◆ **What you will do**
Leaving out all images, write out the records that follow exactly.
━━━━━━━━━━━━━━━━━━━━━━━━━━━━━━
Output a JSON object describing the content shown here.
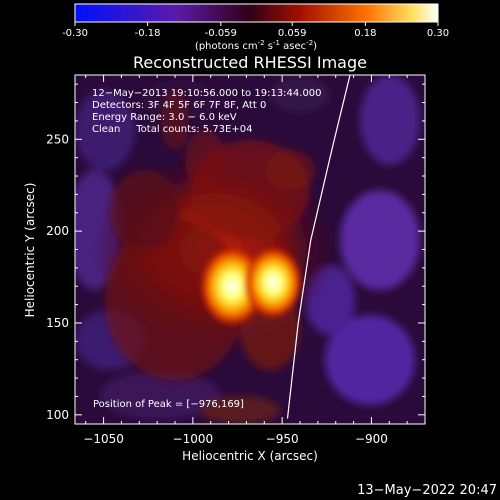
{
  "colorbar": {
    "ticks": [
      "-0.30",
      "-0.18",
      "-0.059",
      "0.059",
      "0.18",
      "0.30"
    ],
    "tick_values": [
      -0.3,
      -0.18,
      -0.059,
      0.059,
      0.18,
      0.3
    ],
    "range": [
      -0.3,
      0.3
    ],
    "unit_main": "(photons cm",
    "unit_exp1": "-2",
    "unit_mid": " s",
    "unit_exp2": "-1",
    "unit_end": " asec",
    "unit_exp3": "-2",
    "unit_close": ")",
    "colors": [
      "#0000ff",
      "#4b0082",
      "#1a0010",
      "#8b0000",
      "#ff6000",
      "#ffff60",
      "#ffffff"
    ]
  },
  "chart_data": {
    "type": "heatmap",
    "title": "Reconstructed RHESSI Image",
    "xlabel": "Heliocentric X (arcsec)",
    "ylabel": "Heliocentric Y (arcsec)",
    "xlim": [
      -1066,
      -870
    ],
    "ylim": [
      95,
      285
    ],
    "xticks": [
      -1050,
      -1000,
      -950,
      -900
    ],
    "xtick_labels": [
      "−1050",
      "−1000",
      "−950",
      "−900"
    ],
    "yticks": [
      100,
      150,
      200,
      250
    ],
    "ytick_labels": [
      "100",
      "150",
      "200",
      "250"
    ],
    "sources": [
      {
        "x": -978,
        "y": 170,
        "peak": 0.3
      },
      {
        "x": -955,
        "y": 172,
        "peak": 0.27
      }
    ],
    "limb_points": [
      [
        -947,
        98
      ],
      [
        -941,
        150
      ],
      [
        -934,
        195
      ],
      [
        -922,
        245
      ],
      [
        -912,
        285
      ]
    ],
    "annotations": {
      "line1": "12−May−2013 19:10:56.000 to 19:13:44.000",
      "line2": "Detectors: 3F 4F 5F 6F 7F 8F, Att 0",
      "line3": "Energy Range: 3.0 − 6.0 keV",
      "line4": "Clean     Total counts: 5.73E+04",
      "peak": "Position of Peak = [−976,169]"
    },
    "grid": false
  },
  "footer_timestamp": "13−May−2022 20:47"
}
━━━━━━━━━━━━━━━━━━━━━━━━━━━━━━
◆ **Final result**
Output a JSON object describing the content shown here.
{
  "colorbar": {
    "ticks": [
      "-0.30",
      "-0.18",
      "-0.059",
      "0.059",
      "0.18",
      "0.30"
    ],
    "tick_values": [
      -0.3,
      -0.18,
      -0.059,
      0.059,
      0.18,
      0.3
    ],
    "range": [
      -0.3,
      0.3
    ],
    "unit_main": "(photons cm",
    "unit_exp1": "-2",
    "unit_mid": " s",
    "unit_exp2": "-1",
    "unit_end": " asec",
    "unit_exp3": "-2",
    "unit_close": ")",
    "colors": [
      "#0000ff",
      "#4b0082",
      "#1a0010",
      "#8b0000",
      "#ff6000",
      "#ffff60",
      "#ffffff"
    ]
  },
  "chart_data": {
    "type": "heatmap",
    "title": "Reconstructed RHESSI Image",
    "xlabel": "Heliocentric X (arcsec)",
    "ylabel": "Heliocentric Y (arcsec)",
    "xlim": [
      -1066,
      -870
    ],
    "ylim": [
      95,
      285
    ],
    "xticks": [
      -1050,
      -1000,
      -950,
      -900
    ],
    "xtick_labels": [
      "−1050",
      "−1000",
      "−950",
      "−900"
    ],
    "yticks": [
      100,
      150,
      200,
      250
    ],
    "ytick_labels": [
      "100",
      "150",
      "200",
      "250"
    ],
    "sources": [
      {
        "x": -978,
        "y": 170,
        "peak": 0.3
      },
      {
        "x": -955,
        "y": 172,
        "peak": 0.27
      }
    ],
    "limb_points": [
      [
        -947,
        98
      ],
      [
        -941,
        150
      ],
      [
        -934,
        195
      ],
      [
        -922,
        245
      ],
      [
        -912,
        285
      ]
    ],
    "annotations": {
      "line1": "12−May−2013 19:10:56.000 to 19:13:44.000",
      "line2": "Detectors: 3F 4F 5F 6F 7F 8F, Att 0",
      "line3": "Energy Range: 3.0 − 6.0 keV",
      "line4": "Clean     Total counts: 5.73E+04",
      "peak": "Position of Peak = [−976,169]"
    },
    "grid": false
  },
  "footer_timestamp": "13−May−2022 20:47"
}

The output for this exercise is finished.